_YOUR TASK:_ Please quote only the lines that start at the one with "Output the text content of this document." and go on to the last line of the data, both ends kept.

(Raw records)
>> begin

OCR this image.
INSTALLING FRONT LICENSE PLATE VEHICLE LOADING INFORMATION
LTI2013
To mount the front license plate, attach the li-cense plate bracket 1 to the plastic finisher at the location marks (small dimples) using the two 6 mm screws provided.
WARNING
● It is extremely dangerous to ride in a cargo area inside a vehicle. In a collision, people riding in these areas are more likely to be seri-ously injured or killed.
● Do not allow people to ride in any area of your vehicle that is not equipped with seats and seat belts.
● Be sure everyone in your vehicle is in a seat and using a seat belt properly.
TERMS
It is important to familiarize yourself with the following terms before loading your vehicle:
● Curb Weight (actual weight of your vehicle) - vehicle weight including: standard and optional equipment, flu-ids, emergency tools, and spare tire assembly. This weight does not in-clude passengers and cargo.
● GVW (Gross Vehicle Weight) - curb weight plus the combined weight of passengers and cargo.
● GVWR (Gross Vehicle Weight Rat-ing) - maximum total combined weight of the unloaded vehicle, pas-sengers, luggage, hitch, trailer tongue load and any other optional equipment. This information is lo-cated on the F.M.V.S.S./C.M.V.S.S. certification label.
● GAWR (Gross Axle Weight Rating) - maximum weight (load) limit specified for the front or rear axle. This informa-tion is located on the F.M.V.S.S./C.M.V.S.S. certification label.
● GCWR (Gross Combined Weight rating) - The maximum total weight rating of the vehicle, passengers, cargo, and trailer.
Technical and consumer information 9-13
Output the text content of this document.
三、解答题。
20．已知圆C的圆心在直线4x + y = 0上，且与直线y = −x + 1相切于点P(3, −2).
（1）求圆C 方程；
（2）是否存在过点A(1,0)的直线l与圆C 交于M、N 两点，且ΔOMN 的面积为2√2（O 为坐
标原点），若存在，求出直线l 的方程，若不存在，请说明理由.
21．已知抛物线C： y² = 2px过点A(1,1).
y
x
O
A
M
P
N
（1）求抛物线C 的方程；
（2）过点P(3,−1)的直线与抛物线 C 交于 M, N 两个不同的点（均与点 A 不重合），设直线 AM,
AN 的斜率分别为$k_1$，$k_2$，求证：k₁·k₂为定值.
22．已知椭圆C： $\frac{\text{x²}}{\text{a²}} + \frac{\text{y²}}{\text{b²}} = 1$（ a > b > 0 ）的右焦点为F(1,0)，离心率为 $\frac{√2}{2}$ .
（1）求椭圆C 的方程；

>> end

_IN RESPONSE:_
Output the text content of this document.
三、解答题。
20．已知圆C的圆心在直线4x + y = 0上，且与直线y = −x + 1相切于点P(3, −2).
（1）求圆C 方程；
（2）是否存在过点A(1,0)的直线l与圆C 交于M、N 两点，且ΔOMN 的面积为2√2（O 为坐
标原点），若存在，求出直线l 的方程，若不存在，请说明理由.
21．已知抛物线C： y² = 2px过点A(1,1).
y
x
O
A
M
P
N
（1）求抛物线C 的方程；
（2）过点P(3,−1)的直线与抛物线 C 交于 M, N 两个不同的点（均与点 A 不重合），设直线 AM,
AN 的斜率分别为$k_1$，$k_2$，求证：k₁·k₂为定值.
22．已知椭圆C： $\frac{\text{x²}}{\text{a²}} + \frac{\text{y²}}{\text{b²}} = 1$（ a > b > 0 ）的右焦点为F(1,0)，离心率为 $\frac{√2}{2}$ .
（1）求椭圆C 的方程；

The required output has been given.